======== Material for this task

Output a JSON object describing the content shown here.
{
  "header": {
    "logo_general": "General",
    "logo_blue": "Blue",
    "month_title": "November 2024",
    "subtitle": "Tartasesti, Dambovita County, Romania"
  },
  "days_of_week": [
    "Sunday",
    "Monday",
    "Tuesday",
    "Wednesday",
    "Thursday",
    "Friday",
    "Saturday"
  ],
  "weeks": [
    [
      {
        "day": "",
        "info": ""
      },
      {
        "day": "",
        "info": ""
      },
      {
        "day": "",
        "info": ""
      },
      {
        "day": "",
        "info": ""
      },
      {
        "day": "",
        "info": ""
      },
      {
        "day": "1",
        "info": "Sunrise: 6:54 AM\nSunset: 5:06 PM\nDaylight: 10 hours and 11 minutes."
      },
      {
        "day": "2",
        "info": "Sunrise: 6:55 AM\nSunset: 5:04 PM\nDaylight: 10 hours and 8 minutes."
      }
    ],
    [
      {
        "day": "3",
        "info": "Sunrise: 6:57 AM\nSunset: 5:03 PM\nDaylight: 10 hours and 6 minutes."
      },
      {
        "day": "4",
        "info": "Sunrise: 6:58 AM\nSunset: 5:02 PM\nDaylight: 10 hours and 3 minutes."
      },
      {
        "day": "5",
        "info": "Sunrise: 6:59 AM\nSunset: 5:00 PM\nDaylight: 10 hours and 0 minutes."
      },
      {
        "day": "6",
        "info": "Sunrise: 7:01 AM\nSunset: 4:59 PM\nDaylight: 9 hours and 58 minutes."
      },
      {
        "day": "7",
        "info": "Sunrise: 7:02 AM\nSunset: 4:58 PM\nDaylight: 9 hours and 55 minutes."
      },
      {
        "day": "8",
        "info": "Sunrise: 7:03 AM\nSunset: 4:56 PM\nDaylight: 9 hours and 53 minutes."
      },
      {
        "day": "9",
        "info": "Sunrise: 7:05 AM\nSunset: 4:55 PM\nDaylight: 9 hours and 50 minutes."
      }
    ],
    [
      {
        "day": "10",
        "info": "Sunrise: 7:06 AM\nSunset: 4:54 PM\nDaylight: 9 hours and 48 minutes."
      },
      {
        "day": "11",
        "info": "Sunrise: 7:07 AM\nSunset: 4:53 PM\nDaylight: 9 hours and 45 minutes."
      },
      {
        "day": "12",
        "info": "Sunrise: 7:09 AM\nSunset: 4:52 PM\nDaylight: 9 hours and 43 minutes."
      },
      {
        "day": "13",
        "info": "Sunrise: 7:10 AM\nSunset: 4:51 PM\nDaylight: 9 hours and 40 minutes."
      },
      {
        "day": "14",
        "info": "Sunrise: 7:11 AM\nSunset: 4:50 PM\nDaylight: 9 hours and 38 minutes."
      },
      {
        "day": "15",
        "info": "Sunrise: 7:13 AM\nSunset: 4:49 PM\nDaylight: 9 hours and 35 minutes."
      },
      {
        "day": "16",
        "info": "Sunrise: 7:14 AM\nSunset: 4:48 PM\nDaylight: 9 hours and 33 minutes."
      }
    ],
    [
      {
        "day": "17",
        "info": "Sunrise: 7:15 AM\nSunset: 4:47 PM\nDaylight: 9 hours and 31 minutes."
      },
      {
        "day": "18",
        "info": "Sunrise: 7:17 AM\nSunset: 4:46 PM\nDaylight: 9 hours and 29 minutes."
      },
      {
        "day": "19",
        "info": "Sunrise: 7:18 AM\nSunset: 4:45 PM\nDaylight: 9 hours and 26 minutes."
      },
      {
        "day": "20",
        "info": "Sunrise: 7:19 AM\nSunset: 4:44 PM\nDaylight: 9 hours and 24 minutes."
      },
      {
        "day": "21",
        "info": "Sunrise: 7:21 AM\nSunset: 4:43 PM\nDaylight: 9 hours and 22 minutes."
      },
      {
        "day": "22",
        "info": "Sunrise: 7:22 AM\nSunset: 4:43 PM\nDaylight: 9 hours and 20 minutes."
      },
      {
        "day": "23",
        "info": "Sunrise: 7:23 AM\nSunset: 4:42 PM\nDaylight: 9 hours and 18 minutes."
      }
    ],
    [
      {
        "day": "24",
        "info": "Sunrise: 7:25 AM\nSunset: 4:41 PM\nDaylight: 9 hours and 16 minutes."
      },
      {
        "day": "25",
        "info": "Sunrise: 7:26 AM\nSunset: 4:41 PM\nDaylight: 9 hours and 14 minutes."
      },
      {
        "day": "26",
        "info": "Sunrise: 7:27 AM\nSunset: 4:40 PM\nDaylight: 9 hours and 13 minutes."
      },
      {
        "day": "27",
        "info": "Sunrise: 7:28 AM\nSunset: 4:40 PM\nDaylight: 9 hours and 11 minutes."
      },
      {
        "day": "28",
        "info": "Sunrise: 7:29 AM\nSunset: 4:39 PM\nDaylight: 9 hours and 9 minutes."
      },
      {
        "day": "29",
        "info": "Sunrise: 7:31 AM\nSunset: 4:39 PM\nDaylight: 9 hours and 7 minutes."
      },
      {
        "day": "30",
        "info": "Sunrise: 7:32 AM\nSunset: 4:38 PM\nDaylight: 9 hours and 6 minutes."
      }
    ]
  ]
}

================

● Requirement
Extract every record. Keep wording exact.

● Response to the exercise
Output a JSON object describing the content shown here.
{
  "header": {
    "logo_general": "General",
    "logo_blue": "Blue",
    "month_title": "November 2024",
    "subtitle": "Tartasesti, Dambovita County, Romania"
  },
  "days_of_week": [
    "Sunday",
    "Monday",
    "Tuesday",
    "Wednesday",
    "Thursday",
    "Friday",
    "Saturday"
  ],
  "weeks": [
    [
      {
        "day": "",
        "info": ""
      },
      {
        "day": "",
        "info": ""
      },
      {
        "day": "",
        "info": ""
      },
      {
        "day": "",
        "info": ""
      },
      {
        "day": "",
        "info": ""
      },
      {
        "day": "1",
        "info": "Sunrise: 6:54 AM\nSunset: 5:06 PM\nDaylight: 10 hours and 11 minutes."
      },
      {
        "day": "2",
        "info": "Sunrise: 6:55 AM\nSunset: 5:04 PM\nDaylight: 10 hours and 8 minutes."
      }
    ],
    [
      {
        "day": "3",
        "info": "Sunrise: 6:57 AM\nSunset: 5:03 PM\nDaylight: 10 hours and 6 minutes."
      },
      {
        "day": "4",
        "info": "Sunrise: 6:58 AM\nSunset: 5:02 PM\nDaylight: 10 hours and 3 minutes."
      },
      {
        "day": "5",
        "info": "Sunrise: 6:59 AM\nSunset: 5:00 PM\nDaylight: 10 hours and 0 minutes."
      },
      {
        "day": "6",
        "info": "Sunrise: 7:01 AM\nSunset: 4:59 PM\nDaylight: 9 hours and 58 minutes."
      },
      {
        "day": "7",
        "info": "Sunrise: 7:02 AM\nSunset: 4:58 PM\nDaylight: 9 hours and 55 minutes."
      },
      {
        "day": "8",
        "info": "Sunrise: 7:03 AM\nSunset: 4:56 PM\nDaylight: 9 hours and 53 minutes."
      },
      {
        "day": "9",
        "info": "Sunrise: 7:05 AM\nSunset: 4:55 PM\nDaylight: 9 hours and 50 minutes."
      }
    ],
    [
      {
        "day": "10",
        "info": "Sunrise: 7:06 AM\nSunset: 4:54 PM\nDaylight: 9 hours and 48 minutes."
      },
      {
        "day": "11",
        "info": "Sunrise: 7:07 AM\nSunset: 4:53 PM\nDaylight: 9 hours and 45 minutes."
      },
      {
        "day": "12",
        "info": "Sunrise: 7:09 AM\nSunset: 4:52 PM\nDaylight: 9 hours and 43 minutes."
      },
      {
        "day": "13",
        "info": "Sunrise: 7:10 AM\nSunset: 4:51 PM\nDaylight: 9 hours and 40 minutes."
      },
      {
        "day": "14",
        "info": "Sunrise: 7:11 AM\nSunset: 4:50 PM\nDaylight: 9 hours and 38 minutes."
      },
      {
        "day": "15",
        "info": "Sunrise: 7:13 AM\nSunset: 4:49 PM\nDaylight: 9 hours and 35 minutes."
      },
      {
        "day": "16",
        "info": "Sunrise: 7:14 AM\nSunset: 4:48 PM\nDaylight: 9 hours and 33 minutes."
      }
    ],
    [
      {
        "day": "17",
        "info": "Sunrise: 7:15 AM\nSunset: 4:47 PM\nDaylight: 9 hours and 31 minutes."
      },
      {
        "day": "18",
        "info": "Sunrise: 7:17 AM\nSunset: 4:46 PM\nDaylight: 9 hours and 29 minutes."
      },
      {
        "day": "19",
        "info": "Sunrise: 7:18 AM\nSunset: 4:45 PM\nDaylight: 9 hours and 26 minutes."
      },
      {
        "day": "20",
        "info": "Sunrise: 7:19 AM\nSunset: 4:44 PM\nDaylight: 9 hours and 24 minutes."
      },
      {
        "day": "21",
        "info": "Sunrise: 7:21 AM\nSunset: 4:43 PM\nDaylight: 9 hours and 22 minutes."
      },
      {
        "day": "22",
        "info": "Sunrise: 7:22 AM\nSunset: 4:43 PM\nDaylight: 9 hours and 20 minutes."
      },
      {
        "day": "23",
        "info": "Sunrise: 7:23 AM\nSunset: 4:42 PM\nDaylight: 9 hours and 18 minutes."
      }
    ],
    [
      {
        "day": "24",
        "info": "Sunrise: 7:25 AM\nSunset: 4:41 PM\nDaylight: 9 hours and 16 minutes."
      },
      {
        "day": "25",
        "info": "Sunrise: 7:26 AM\nSunset: 4:41 PM\nDaylight: 9 hours and 14 minutes."
      },
      {
        "day": "26",
        "info": "Sunrise: 7:27 AM\nSunset: 4:40 PM\nDaylight: 9 hours and 13 minutes."
      },
      {
        "day": "27",
        "info": "Sunrise: 7:28 AM\nSunset: 4:40 PM\nDaylight: 9 hours and 11 minutes."
      },
      {
        "day": "28",
        "info": "Sunrise: 7:29 AM\nSunset: 4:39 PM\nDaylight: 9 hours and 9 minutes."
      },
      {
        "day": "29",
        "info": "Sunrise: 7:31 AM\nSunset: 4:39 PM\nDaylight: 9 hours and 7 minutes."
      },
      {
        "day": "30",
        "info": "Sunrise: 7:32 AM\nSunset: 4:38 PM\nDaylight: 9 hours and 6 minutes."
      }
    ]
  ]
}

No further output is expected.